* Aim:
Read the lines that follow and pick out every one containing the word "адрес".

** Begin Stored data **

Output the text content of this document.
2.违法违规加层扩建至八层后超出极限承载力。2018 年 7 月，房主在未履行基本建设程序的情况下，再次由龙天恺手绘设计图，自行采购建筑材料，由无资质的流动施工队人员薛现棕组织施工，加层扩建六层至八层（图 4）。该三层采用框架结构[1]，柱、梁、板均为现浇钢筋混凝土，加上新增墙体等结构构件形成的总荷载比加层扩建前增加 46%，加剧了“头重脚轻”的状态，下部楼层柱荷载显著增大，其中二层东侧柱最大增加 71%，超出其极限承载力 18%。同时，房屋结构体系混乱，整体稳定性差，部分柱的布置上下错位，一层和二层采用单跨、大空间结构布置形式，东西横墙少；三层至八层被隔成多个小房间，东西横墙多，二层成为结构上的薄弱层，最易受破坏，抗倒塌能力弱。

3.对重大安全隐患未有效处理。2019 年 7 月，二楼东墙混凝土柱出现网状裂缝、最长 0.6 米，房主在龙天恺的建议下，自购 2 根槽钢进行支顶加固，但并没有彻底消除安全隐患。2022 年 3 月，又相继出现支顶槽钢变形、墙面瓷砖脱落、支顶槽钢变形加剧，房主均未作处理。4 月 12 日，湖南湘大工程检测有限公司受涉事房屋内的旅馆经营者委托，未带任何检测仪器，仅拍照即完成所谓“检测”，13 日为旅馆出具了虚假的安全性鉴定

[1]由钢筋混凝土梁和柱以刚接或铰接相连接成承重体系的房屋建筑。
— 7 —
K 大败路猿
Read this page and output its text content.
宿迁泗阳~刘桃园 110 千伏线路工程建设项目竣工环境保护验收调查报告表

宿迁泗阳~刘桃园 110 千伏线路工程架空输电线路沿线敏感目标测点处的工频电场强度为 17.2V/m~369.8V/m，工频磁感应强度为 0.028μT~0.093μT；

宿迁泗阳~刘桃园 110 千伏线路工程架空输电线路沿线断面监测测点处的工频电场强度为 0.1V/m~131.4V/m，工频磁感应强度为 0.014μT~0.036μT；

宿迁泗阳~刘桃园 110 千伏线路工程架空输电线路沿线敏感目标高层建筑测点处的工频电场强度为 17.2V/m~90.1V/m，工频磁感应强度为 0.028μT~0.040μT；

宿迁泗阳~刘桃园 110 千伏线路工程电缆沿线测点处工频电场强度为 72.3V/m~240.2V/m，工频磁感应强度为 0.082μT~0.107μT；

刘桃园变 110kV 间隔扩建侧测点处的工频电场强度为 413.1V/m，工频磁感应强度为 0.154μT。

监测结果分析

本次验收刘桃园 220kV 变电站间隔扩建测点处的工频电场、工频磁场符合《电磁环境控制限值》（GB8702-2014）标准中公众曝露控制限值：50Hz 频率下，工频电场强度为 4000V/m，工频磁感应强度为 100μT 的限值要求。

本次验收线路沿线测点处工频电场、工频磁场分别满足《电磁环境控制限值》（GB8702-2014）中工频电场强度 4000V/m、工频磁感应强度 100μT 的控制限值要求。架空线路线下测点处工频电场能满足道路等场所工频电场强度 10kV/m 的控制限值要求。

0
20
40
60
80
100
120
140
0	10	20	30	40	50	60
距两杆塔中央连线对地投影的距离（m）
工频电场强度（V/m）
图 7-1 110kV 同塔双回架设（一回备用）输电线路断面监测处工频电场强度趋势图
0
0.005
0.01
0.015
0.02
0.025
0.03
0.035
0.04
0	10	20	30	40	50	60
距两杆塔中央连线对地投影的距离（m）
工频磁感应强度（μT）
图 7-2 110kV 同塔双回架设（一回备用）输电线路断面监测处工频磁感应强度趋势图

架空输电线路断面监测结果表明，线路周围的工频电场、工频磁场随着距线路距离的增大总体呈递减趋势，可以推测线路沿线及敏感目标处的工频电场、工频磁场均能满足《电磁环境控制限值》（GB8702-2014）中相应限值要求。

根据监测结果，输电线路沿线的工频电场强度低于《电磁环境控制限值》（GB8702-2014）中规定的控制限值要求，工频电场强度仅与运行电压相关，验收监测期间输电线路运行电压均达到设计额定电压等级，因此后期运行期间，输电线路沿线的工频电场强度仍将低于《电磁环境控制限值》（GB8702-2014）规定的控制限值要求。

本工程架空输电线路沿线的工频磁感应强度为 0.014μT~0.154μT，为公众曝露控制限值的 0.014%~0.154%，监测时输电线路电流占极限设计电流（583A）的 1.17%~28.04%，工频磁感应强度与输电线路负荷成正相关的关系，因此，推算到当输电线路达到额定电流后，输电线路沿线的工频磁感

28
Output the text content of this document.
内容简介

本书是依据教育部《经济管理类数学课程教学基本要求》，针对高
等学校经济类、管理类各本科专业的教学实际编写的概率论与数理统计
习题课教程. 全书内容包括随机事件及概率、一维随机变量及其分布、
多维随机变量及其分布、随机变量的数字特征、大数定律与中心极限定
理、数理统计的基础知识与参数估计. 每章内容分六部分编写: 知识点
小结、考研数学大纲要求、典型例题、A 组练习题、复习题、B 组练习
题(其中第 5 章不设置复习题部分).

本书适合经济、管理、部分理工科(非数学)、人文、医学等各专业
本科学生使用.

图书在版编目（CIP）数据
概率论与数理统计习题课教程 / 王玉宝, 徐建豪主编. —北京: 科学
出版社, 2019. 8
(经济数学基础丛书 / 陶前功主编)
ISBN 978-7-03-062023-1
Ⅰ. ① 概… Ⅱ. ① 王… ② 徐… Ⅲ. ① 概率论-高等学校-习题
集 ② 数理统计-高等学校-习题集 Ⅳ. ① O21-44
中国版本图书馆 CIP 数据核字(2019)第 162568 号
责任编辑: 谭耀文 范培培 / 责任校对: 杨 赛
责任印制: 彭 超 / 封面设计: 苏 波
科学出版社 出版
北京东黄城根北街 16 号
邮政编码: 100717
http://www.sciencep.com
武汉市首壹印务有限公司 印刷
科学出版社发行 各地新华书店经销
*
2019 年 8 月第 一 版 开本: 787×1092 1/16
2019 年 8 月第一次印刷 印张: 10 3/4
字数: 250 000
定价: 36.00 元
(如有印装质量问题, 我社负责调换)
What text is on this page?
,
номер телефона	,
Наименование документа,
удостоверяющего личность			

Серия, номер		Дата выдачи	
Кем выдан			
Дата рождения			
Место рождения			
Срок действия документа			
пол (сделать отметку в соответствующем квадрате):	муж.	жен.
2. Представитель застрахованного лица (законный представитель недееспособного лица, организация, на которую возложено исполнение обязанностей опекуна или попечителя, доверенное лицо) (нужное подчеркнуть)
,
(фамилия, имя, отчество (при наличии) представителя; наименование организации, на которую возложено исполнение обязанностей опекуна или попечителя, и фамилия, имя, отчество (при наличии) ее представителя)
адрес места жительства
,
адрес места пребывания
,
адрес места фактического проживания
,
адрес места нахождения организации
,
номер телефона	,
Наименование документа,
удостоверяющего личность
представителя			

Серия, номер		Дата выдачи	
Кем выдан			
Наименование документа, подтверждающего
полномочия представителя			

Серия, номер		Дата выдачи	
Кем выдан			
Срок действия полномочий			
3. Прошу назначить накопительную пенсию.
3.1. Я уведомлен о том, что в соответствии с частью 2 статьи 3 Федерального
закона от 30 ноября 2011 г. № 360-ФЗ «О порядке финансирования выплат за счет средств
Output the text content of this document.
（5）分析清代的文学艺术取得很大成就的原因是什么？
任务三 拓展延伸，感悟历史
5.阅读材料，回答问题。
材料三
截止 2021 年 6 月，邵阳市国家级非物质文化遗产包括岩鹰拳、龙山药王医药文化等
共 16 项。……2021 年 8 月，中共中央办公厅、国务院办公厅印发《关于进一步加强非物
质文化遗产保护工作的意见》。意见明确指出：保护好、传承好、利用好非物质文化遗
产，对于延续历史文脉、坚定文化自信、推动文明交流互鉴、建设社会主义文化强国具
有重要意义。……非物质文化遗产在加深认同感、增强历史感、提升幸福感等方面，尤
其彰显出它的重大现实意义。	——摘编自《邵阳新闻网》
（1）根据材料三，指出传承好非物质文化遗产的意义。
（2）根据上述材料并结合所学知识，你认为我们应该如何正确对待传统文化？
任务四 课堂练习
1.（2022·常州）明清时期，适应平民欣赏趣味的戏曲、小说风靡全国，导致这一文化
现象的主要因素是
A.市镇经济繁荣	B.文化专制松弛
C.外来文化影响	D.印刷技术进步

** End Stored data **

* Answer in full:
адрес места жительства
адрес места пребывания
адрес места фактического проживания
адрес места нахождения организации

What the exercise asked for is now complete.